* Problem details
Make an exact copy of the records, with the images left out.

--------------------

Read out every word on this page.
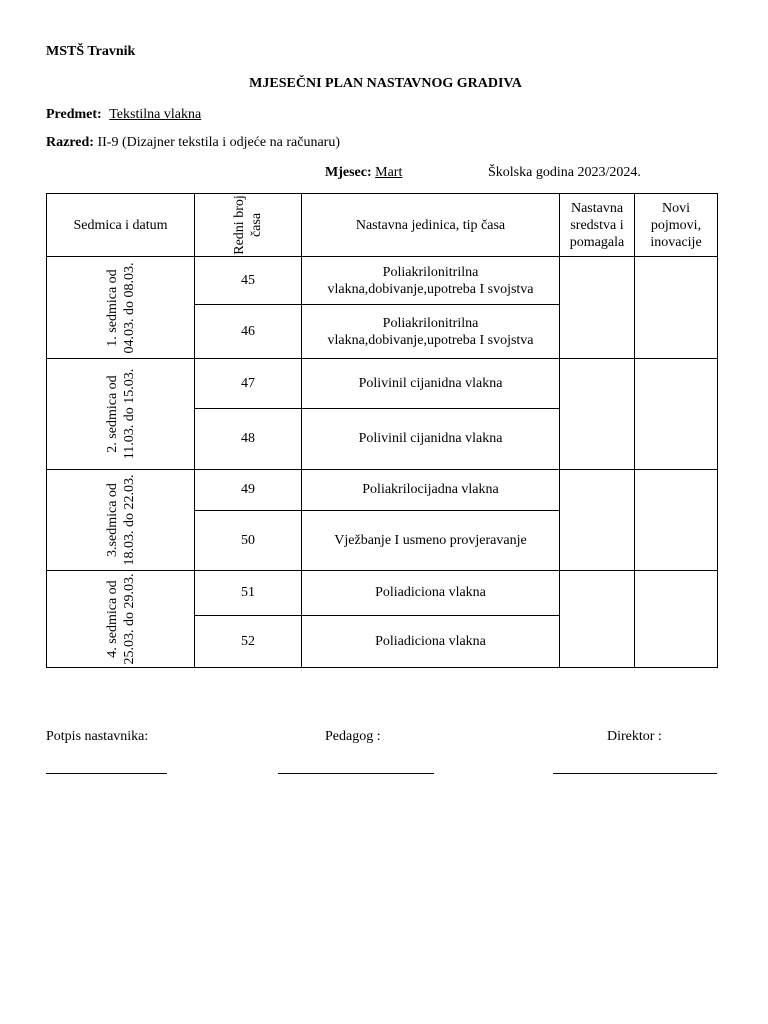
MSTŠ Travnik
MJESEČNI PLAN NASTAVNOG GRADIVA
Predmet: Tekstilna vlakna
Razred: II-9 (Dizajner tekstila i odjeće na računaru)
Mjesec: Mart	Školska godina 2023/2024.
Sedmica i datum	Redni broj časa	Nastavna jedinica, tip časa	Nastavna
sredstva i
pomagala	Novi
pojmovi,
inovacije

1. sedmica od 04.03. do 08.03.	45	Poliakrilonitrilna
vlakna,dobivanje,upotreba I svojstva		
	46	Poliakrilonitrilna
vlakna,dobivanje,upotreba I svojstva		

2. sedmica od 11.03. do 15.03.	47	Polivinil cijanidna vlakna		
	48	Polivinil cijanidna vlakna		

3.sedmica od 18.03. do 22.03.	49	Poliakrilocijadna vlakna		
	50	Vježbanje I usmeno provjeravanje		

4. sedmica od 25.03. do 29.03.	51	Poliadiciona vlakna		
	52	Poliadiciona vlakna		
Potpis nastavnika:	Pedagog :	Direktor :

--------------------

* Task solution
Read out every word on this page.
MSTŠ Travnik
MJESEČNI PLAN NASTAVNOG GRADIVA
Predmet: Tekstilna vlakna
Razred: II-9 (Dizajner tekstila i odjeće na računaru)
Mjesec: Mart	Školska godina 2023/2024.
Sedmica i datum	Redni broj časa	Nastavna jedinica, tip časa	Nastavna
sredstva i
pomagala	Novi
pojmovi,
inovacije

1. sedmica od 04.03. do 08.03.	45	Poliakrilonitrilna
vlakna,dobivanje,upotreba I svojstva		
	46	Poliakrilonitrilna
vlakna,dobivanje,upotreba I svojstva		

2. sedmica od 11.03. do 15.03.	47	Polivinil cijanidna vlakna		
	48	Polivinil cijanidna vlakna		

3.sedmica od 18.03. do 22.03.	49	Poliakrilocijadna vlakna		
	50	Vježbanje I usmeno provjeravanje		

4. sedmica od 25.03. do 29.03.	51	Poliadiciona vlakna		
	52	Poliadiciona vlakna		
Potpis nastavnika:	Pedagog :	Direktor :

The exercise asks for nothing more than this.